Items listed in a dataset
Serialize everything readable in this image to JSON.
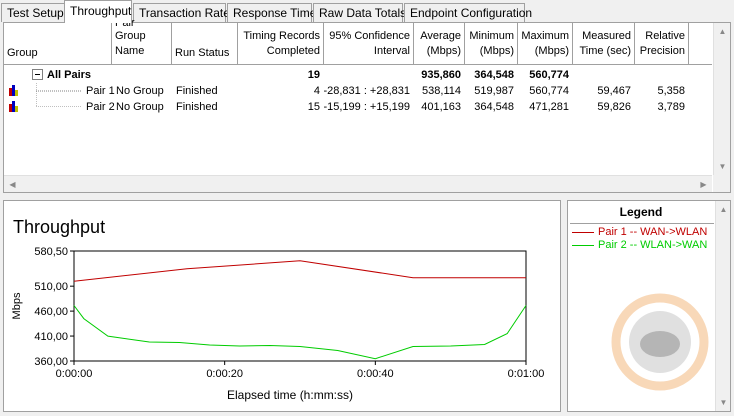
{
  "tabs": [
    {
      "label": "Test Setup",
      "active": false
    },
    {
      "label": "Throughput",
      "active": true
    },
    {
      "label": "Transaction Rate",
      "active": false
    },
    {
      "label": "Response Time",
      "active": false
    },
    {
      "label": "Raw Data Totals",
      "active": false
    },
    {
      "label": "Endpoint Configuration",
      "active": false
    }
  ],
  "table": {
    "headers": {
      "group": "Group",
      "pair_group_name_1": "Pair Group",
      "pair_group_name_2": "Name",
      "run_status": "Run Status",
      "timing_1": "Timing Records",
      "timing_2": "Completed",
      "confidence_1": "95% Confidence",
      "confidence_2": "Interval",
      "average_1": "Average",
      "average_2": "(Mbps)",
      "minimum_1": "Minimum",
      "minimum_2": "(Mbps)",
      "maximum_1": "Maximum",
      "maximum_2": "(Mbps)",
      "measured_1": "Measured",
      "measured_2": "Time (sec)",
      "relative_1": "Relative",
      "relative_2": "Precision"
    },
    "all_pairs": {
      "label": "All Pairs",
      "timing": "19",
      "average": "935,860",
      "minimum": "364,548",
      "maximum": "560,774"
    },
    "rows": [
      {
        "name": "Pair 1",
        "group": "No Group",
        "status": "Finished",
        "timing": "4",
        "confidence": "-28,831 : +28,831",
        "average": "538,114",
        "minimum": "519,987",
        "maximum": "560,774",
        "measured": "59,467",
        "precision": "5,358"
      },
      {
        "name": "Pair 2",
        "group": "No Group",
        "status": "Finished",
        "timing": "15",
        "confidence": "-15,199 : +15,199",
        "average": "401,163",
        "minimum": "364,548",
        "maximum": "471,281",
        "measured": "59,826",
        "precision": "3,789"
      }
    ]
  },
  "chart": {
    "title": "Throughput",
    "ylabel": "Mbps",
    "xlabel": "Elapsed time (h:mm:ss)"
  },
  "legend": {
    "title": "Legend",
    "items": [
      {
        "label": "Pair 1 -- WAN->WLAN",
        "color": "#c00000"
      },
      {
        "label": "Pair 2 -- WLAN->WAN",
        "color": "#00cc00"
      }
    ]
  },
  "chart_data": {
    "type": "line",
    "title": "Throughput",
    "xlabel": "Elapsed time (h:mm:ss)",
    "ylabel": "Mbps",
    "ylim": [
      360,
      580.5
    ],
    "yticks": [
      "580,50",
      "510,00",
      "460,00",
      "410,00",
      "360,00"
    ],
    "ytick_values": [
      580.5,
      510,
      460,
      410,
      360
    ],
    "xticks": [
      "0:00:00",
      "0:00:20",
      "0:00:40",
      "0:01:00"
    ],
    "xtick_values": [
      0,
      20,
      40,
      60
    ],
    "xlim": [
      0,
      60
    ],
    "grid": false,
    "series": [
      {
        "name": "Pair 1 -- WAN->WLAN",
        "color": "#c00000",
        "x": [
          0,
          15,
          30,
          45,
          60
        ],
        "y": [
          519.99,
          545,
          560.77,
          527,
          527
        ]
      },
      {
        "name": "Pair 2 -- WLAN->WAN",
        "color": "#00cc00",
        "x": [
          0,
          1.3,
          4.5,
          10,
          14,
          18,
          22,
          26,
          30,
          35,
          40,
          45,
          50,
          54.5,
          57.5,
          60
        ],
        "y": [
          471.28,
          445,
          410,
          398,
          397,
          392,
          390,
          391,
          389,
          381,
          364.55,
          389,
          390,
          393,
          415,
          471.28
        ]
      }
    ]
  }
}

Exercise.
Transcribe the full listing above exactly, with the images removed.

Solution to this task.
Serialize everything readable in this image to JSON.
{
  "tabs": [
    {
      "label": "Test Setup",
      "active": false
    },
    {
      "label": "Throughput",
      "active": true
    },
    {
      "label": "Transaction Rate",
      "active": false
    },
    {
      "label": "Response Time",
      "active": false
    },
    {
      "label": "Raw Data Totals",
      "active": false
    },
    {
      "label": "Endpoint Configuration",
      "active": false
    }
  ],
  "table": {
    "headers": {
      "group": "Group",
      "pair_group_name_1": "Pair Group",
      "pair_group_name_2": "Name",
      "run_status": "Run Status",
      "timing_1": "Timing Records",
      "timing_2": "Completed",
      "confidence_1": "95% Confidence",
      "confidence_2": "Interval",
      "average_1": "Average",
      "average_2": "(Mbps)",
      "minimum_1": "Minimum",
      "minimum_2": "(Mbps)",
      "maximum_1": "Maximum",
      "maximum_2": "(Mbps)",
      "measured_1": "Measured",
      "measured_2": "Time (sec)",
      "relative_1": "Relative",
      "relative_2": "Precision"
    },
    "all_pairs": {
      "label": "All Pairs",
      "timing": "19",
      "average": "935,860",
      "minimum": "364,548",
      "maximum": "560,774"
    },
    "rows": [
      {
        "name": "Pair 1",
        "group": "No Group",
        "status": "Finished",
        "timing": "4",
        "confidence": "-28,831 : +28,831",
        "average": "538,114",
        "minimum": "519,987",
        "maximum": "560,774",
        "measured": "59,467",
        "precision": "5,358"
      },
      {
        "name": "Pair 2",
        "group": "No Group",
        "status": "Finished",
        "timing": "15",
        "confidence": "-15,199 : +15,199",
        "average": "401,163",
        "minimum": "364,548",
        "maximum": "471,281",
        "measured": "59,826",
        "precision": "3,789"
      }
    ]
  },
  "chart": {
    "title": "Throughput",
    "ylabel": "Mbps",
    "xlabel": "Elapsed time (h:mm:ss)"
  },
  "legend": {
    "title": "Legend",
    "items": [
      {
        "label": "Pair 1 -- WAN->WLAN",
        "color": "#c00000"
      },
      {
        "label": "Pair 2 -- WLAN->WAN",
        "color": "#00cc00"
      }
    ]
  },
  "chart_data": {
    "type": "line",
    "title": "Throughput",
    "xlabel": "Elapsed time (h:mm:ss)",
    "ylabel": "Mbps",
    "ylim": [
      360,
      580.5
    ],
    "yticks": [
      "580,50",
      "510,00",
      "460,00",
      "410,00",
      "360,00"
    ],
    "ytick_values": [
      580.5,
      510,
      460,
      410,
      360
    ],
    "xticks": [
      "0:00:00",
      "0:00:20",
      "0:00:40",
      "0:01:00"
    ],
    "xtick_values": [
      0,
      20,
      40,
      60
    ],
    "xlim": [
      0,
      60
    ],
    "grid": false,
    "series": [
      {
        "name": "Pair 1 -- WAN->WLAN",
        "color": "#c00000",
        "x": [
          0,
          15,
          30,
          45,
          60
        ],
        "y": [
          519.99,
          545,
          560.77,
          527,
          527
        ]
      },
      {
        "name": "Pair 2 -- WLAN->WAN",
        "color": "#00cc00",
        "x": [
          0,
          1.3,
          4.5,
          10,
          14,
          18,
          22,
          26,
          30,
          35,
          40,
          45,
          50,
          54.5,
          57.5,
          60
        ],
        "y": [
          471.28,
          445,
          410,
          398,
          397,
          392,
          390,
          391,
          389,
          381,
          364.55,
          389,
          390,
          393,
          415,
          471.28
        ]
      }
    ]
  }
}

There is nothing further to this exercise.